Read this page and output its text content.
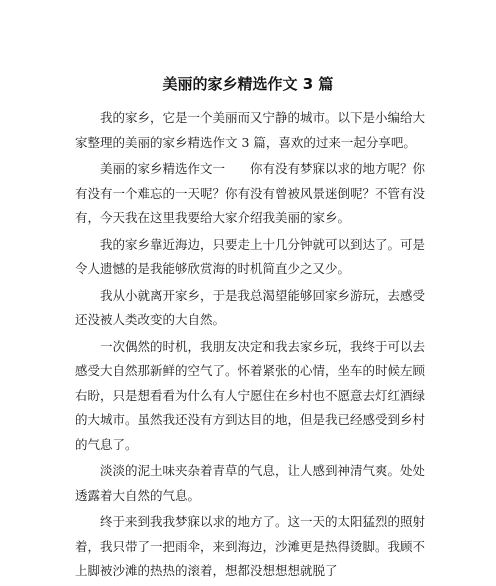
美丽的家乡精选作文 3 篇

我的家乡，它是一个美丽而又宁静的城市。以下是小编给大家整理的美丽的家乡精选作文 3 篇，喜欢的过来一起分享吧。

美丽的家乡精选作文一　　你有没有梦寐以求的地方呢？你有没有一个难忘的一天呢？你有没有曾被风景迷倒呢？不管有没有，今天我在这里我要给大家介绍我美丽的家乡。

我的家乡靠近海边，只要走上十几分钟就可以到达了。可是令人遗憾的是我能够欣赏海的时机简直少之又少。

我从小就离开家乡，于是我总渴望能够回家乡游玩，去感受还没被人类改变的大自然。

一次偶然的时机，我朋友决定和我去家乡玩，我终于可以去感受大自然那新鲜的空气了。怀着紧张的心情，坐车的时候左顾右盼，只是想看看为什么有人宁愿住在乡村也不愿意去灯红酒绿的大城市。虽然我还没有方到达目的地，但是我已经感受到乡村的气息了。

淡淡的泥土味夹杂着青草的气息，让人感到神清气爽。处处透露着大自然的气息。

终于来到我我梦寐以求的地方了。这一天的太阳猛烈的照射着，我只带了一把雨伞，来到海边，沙滩更是热得烫脚。我顾不上脚被沙滩的热热的滚着，想都没想想想就脱了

= = = = =

§ What to do
Transcribe the records above exactly, omitting every picture they contain.

§ Answer to the exercise
Read this page and output its text content.
美丽的家乡精选作文 3 篇

我的家乡，它是一个美丽而又宁静的城市。以下是小编给大家整理的美丽的家乡精选作文 3 篇，喜欢的过来一起分享吧。

美丽的家乡精选作文一　　你有没有梦寐以求的地方呢？你有没有一个难忘的一天呢？你有没有曾被风景迷倒呢？不管有没有，今天我在这里我要给大家介绍我美丽的家乡。

我的家乡靠近海边，只要走上十几分钟就可以到达了。可是令人遗憾的是我能够欣赏海的时机简直少之又少。

我从小就离开家乡，于是我总渴望能够回家乡游玩，去感受还没被人类改变的大自然。

一次偶然的时机，我朋友决定和我去家乡玩，我终于可以去感受大自然那新鲜的空气了。怀着紧张的心情，坐车的时候左顾右盼，只是想看看为什么有人宁愿住在乡村也不愿意去灯红酒绿的大城市。虽然我还没有方到达目的地，但是我已经感受到乡村的气息了。

淡淡的泥土味夹杂着青草的气息，让人感到神清气爽。处处透露着大自然的气息。

终于来到我我梦寐以求的地方了。这一天的太阳猛烈的照射着，我只带了一把雨伞，来到海边，沙滩更是热得烫脚。我顾不上脚被沙滩的热热的滚着，想都没想想想就脱了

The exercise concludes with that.